# [Set exercise]
Your task is to repeat the lines below exactly, excluding any pictures they contain.

══ Data shown ══

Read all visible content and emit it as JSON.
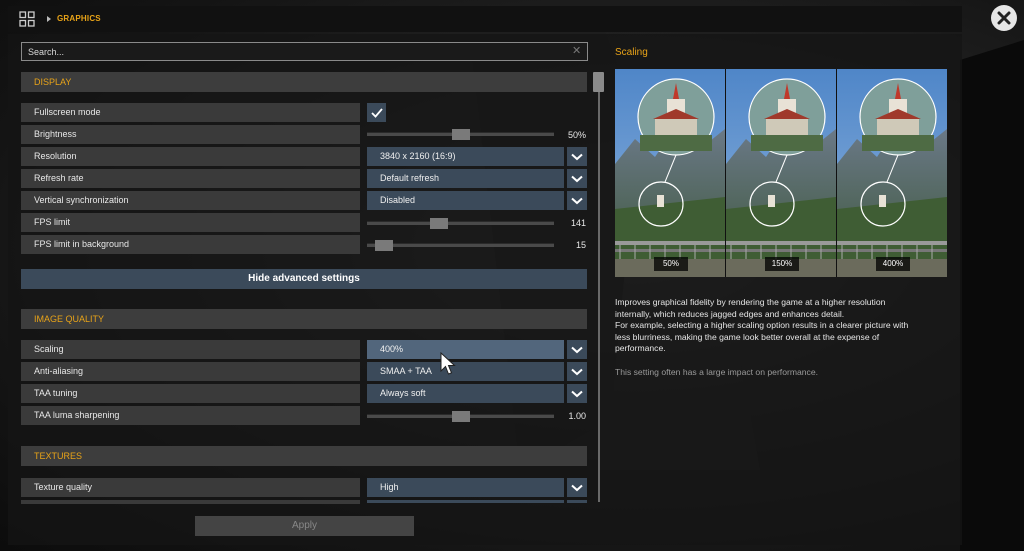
{
  "header": {
    "breadcrumb": "GRAPHICS"
  },
  "search": {
    "placeholder": "Search...",
    "clear_icon": "close-icon"
  },
  "sections": {
    "display": {
      "title": "DISPLAY",
      "fullscreen": {
        "label": "Fullscreen mode",
        "checked": true
      },
      "brightness": {
        "label": "Brightness",
        "value": "50%",
        "fraction": 0.5
      },
      "resolution": {
        "label": "Resolution",
        "value": "3840 x 2160 (16:9)"
      },
      "refresh": {
        "label": "Refresh rate",
        "value": "Default refresh"
      },
      "vsync": {
        "label": "Vertical synchronization",
        "value": "Disabled"
      },
      "fps_limit": {
        "label": "FPS limit",
        "value": "141",
        "fraction": 0.37
      },
      "fps_bg": {
        "label": "FPS limit in background",
        "value": "15",
        "fraction": 0.05
      }
    },
    "advanced_button": "Hide advanced settings",
    "image_quality": {
      "title": "IMAGE QUALITY",
      "scaling": {
        "label": "Scaling",
        "value": "400%"
      },
      "aa": {
        "label": "Anti-aliasing",
        "value": "SMAA + TAA"
      },
      "taa_tuning": {
        "label": "TAA tuning",
        "value": "Always soft"
      },
      "taa_sharpen": {
        "label": "TAA luma sharpening",
        "value": "1.00",
        "fraction": 0.5
      }
    },
    "textures": {
      "title": "TEXTURES",
      "texture_quality": {
        "label": "Texture quality",
        "value": "High"
      }
    }
  },
  "apply_label": "Apply",
  "info": {
    "title": "Scaling",
    "preview_labels": [
      "50%",
      "150%",
      "400%"
    ],
    "desc_lines": [
      "Improves graphical fidelity by rendering the game at a higher resolution",
      "internally, which reduces jagged edges and enhances detail.",
      "For example, selecting a higher scaling option results in a clearer picture with",
      "less blurriness, making the game look better overall at the expense of",
      "performance."
    ],
    "perf_note": "This setting often has a large impact on performance."
  },
  "colors": {
    "accent": "#e8a318",
    "control": "#3b4a5a",
    "control_hover": "#52667c"
  }
}
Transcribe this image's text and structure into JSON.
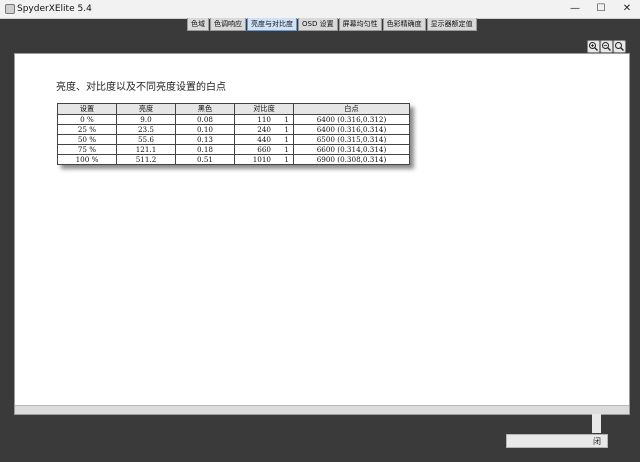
{
  "window": {
    "title": "SpyderXElite 5.4",
    "minimize": "—",
    "maximize": "☐",
    "close": "✕"
  },
  "tabs": [
    {
      "label": "色域"
    },
    {
      "label": "色调响应"
    },
    {
      "label": "亮度与对比度",
      "active": true
    },
    {
      "label": "OSD 设置"
    },
    {
      "label": "屏幕均匀性"
    },
    {
      "label": "色彩精确度"
    },
    {
      "label": "显示器额定值"
    }
  ],
  "main": {
    "heading": "亮度、对比度以及不同亮度设置的白点",
    "table": {
      "headers": [
        "设置",
        "亮度",
        "黑色",
        "对比度",
        "白点"
      ],
      "rows": [
        {
          "setting": "0 %",
          "brightness": "9.0",
          "black": "0.08",
          "contrast_a": "110",
          "contrast_b": "1",
          "white_point": "6400 (0.316,0.312)"
        },
        {
          "setting": "25 %",
          "brightness": "23.5",
          "black": "0.10",
          "contrast_a": "240",
          "contrast_b": "1",
          "white_point": "6400 (0.316,0.314)"
        },
        {
          "setting": "50 %",
          "brightness": "55.6",
          "black": "0.13",
          "contrast_a": "440",
          "contrast_b": "1",
          "white_point": "6500 (0.315,0.314)"
        },
        {
          "setting": "75 %",
          "brightness": "121.1",
          "black": "0.18",
          "contrast_a": "660",
          "contrast_b": "1",
          "white_point": "6600 (0.314,0.314)"
        },
        {
          "setting": "100 %",
          "brightness": "511.2",
          "black": "0.51",
          "contrast_a": "1010",
          "contrast_b": "1",
          "white_point": "6900 (0.308,0.314)"
        }
      ]
    }
  },
  "footer": {
    "close_label": "闭"
  },
  "colors": {
    "background": "#3a3a3a",
    "active_tab": "#cfe2f7"
  },
  "icons": [
    "zoom-in-icon",
    "zoom-out-icon",
    "zoom-fit-icon"
  ]
}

═══

# [Reply]
Read all visible content and emit it as JSON.
{
  "header": {
    "breadcrumb": "GRAPHICS"
  },
  "search": {
    "placeholder": "Search...",
    "clear_icon": "close-icon"
  },
  "sections": {
    "display": {
      "title": "DISPLAY",
      "fullscreen": {
        "label": "Fullscreen mode",
        "checked": true
      },
      "brightness": {
        "label": "Brightness",
        "value": "50%",
        "fraction": 0.5
      },
      "resolution": {
        "label": "Resolution",
        "value": "3840 x 2160 (16:9)"
      },
      "refresh": {
        "label": "Refresh rate",
        "value": "Default refresh"
      },
      "vsync": {
        "label": "Vertical synchronization",
        "value": "Disabled"
      },
      "fps_limit": {
        "label": "FPS limit",
        "value": "141",
        "fraction": 0.37
      },
      "fps_bg": {
        "label": "FPS limit in background",
        "value": "15",
        "fraction": 0.05
      }
    },
    "advanced_button": "Hide advanced settings",
    "image_quality": {
      "title": "IMAGE QUALITY",
      "scaling": {
        "label": "Scaling",
        "value": "400%"
      },
      "aa": {
        "label": "Anti-aliasing",
        "value": "SMAA + TAA"
      },
      "taa_tuning": {
        "label": "TAA tuning",
        "value": "Always soft"
      },
      "taa_sharpen": {
        "label": "TAA luma sharpening",
        "value": "1.00",
        "fraction": 0.5
      }
    },
    "textures": {
      "title": "TEXTURES",
      "texture_quality": {
        "label": "Texture quality",
        "value": "High"
      }
    }
  },
  "apply_label": "Apply",
  "info": {
    "title": "Scaling",
    "preview_labels": [
      "50%",
      "150%",
      "400%"
    ],
    "desc_lines": [
      "Improves graphical fidelity by rendering the game at a higher resolution",
      "internally, which reduces jagged edges and enhances detail.",
      "For example, selecting a higher scaling option results in a clearer picture with",
      "less blurriness, making the game look better overall at the expense of",
      "performance."
    ],
    "perf_note": "This setting often has a large impact on performance."
  },
  "colors": {
    "accent": "#e8a318",
    "control": "#3b4a5a",
    "control_hover": "#52667c"
  }
}
Transcribe this image's text and structure into JSON.
{
  "window": {
    "title": "SpyderXElite 5.4",
    "minimize": "—",
    "maximize": "☐",
    "close": "✕"
  },
  "tabs": [
    {
      "label": "色域"
    },
    {
      "label": "色调响应"
    },
    {
      "label": "亮度与对比度",
      "active": true
    },
    {
      "label": "OSD 设置"
    },
    {
      "label": "屏幕均匀性"
    },
    {
      "label": "色彩精确度"
    },
    {
      "label": "显示器额定值"
    }
  ],
  "main": {
    "heading": "亮度、对比度以及不同亮度设置的白点",
    "table": {
      "headers": [
        "设置",
        "亮度",
        "黑色",
        "对比度",
        "白点"
      ],
      "rows": [
        {
          "setting": "0 %",
          "brightness": "9.0",
          "black": "0.08",
          "contrast_a": "110",
          "contrast_b": "1",
          "white_point": "6400 (0.316,0.312)"
        },
        {
          "setting": "25 %",
          "brightness": "23.5",
          "black": "0.10",
          "contrast_a": "240",
          "contrast_b": "1",
          "white_point": "6400 (0.316,0.314)"
        },
        {
          "setting": "50 %",
          "brightness": "55.6",
          "black": "0.13",
          "contrast_a": "440",
          "contrast_b": "1",
          "white_point": "6500 (0.315,0.314)"
        },
        {
          "setting": "75 %",
          "brightness": "121.1",
          "black": "0.18",
          "contrast_a": "660",
          "contrast_b": "1",
          "white_point": "6600 (0.314,0.314)"
        },
        {
          "setting": "100 %",
          "brightness": "511.2",
          "black": "0.51",
          "contrast_a": "1010",
          "contrast_b": "1",
          "white_point": "6900 (0.308,0.314)"
        }
      ]
    }
  },
  "footer": {
    "close_label": "闭"
  },
  "colors": {
    "background": "#3a3a3a",
    "active_tab": "#cfe2f7"
  },
  "icons": [
    "zoom-in-icon",
    "zoom-out-icon",
    "zoom-fit-icon"
  ]
}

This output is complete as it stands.